Directions: List each line of the data that holds the string "Note".

Records for this task:
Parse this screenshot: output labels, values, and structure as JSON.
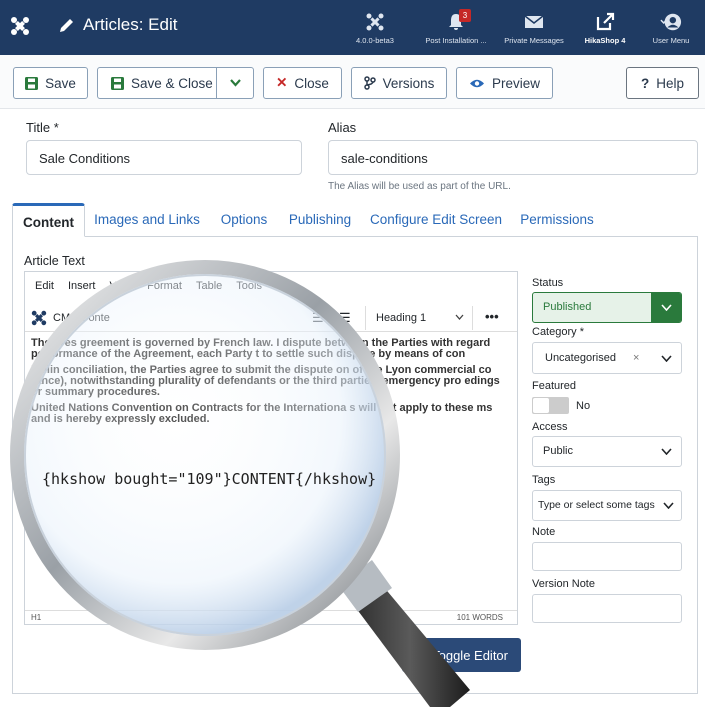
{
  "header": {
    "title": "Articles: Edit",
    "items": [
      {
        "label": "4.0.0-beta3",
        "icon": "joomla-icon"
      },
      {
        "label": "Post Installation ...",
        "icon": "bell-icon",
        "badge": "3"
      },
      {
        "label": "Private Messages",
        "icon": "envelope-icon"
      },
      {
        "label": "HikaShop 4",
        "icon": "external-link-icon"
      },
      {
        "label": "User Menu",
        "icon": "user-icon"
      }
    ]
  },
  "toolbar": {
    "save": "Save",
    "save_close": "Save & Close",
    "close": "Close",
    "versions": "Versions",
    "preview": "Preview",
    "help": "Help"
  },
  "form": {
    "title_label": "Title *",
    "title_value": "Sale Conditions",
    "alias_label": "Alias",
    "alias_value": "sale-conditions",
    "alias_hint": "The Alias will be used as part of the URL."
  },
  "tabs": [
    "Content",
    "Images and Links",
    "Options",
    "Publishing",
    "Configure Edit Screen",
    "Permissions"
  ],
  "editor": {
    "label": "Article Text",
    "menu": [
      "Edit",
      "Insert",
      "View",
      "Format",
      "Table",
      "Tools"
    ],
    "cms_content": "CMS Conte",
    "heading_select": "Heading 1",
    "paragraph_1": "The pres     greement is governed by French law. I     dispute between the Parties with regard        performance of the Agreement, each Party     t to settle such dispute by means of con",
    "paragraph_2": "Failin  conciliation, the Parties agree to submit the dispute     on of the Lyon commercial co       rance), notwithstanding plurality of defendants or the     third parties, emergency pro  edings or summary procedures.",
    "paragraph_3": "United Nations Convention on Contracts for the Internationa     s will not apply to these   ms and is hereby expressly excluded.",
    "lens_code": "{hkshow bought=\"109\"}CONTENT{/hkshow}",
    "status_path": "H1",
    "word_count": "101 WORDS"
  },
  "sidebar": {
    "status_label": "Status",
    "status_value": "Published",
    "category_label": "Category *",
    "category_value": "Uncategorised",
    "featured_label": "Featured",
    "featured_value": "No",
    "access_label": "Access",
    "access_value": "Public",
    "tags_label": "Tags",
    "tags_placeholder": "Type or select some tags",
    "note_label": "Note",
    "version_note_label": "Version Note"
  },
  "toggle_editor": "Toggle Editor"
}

Exercise response:
    "note_label": "Note",
    "version_note_label": "Version Note"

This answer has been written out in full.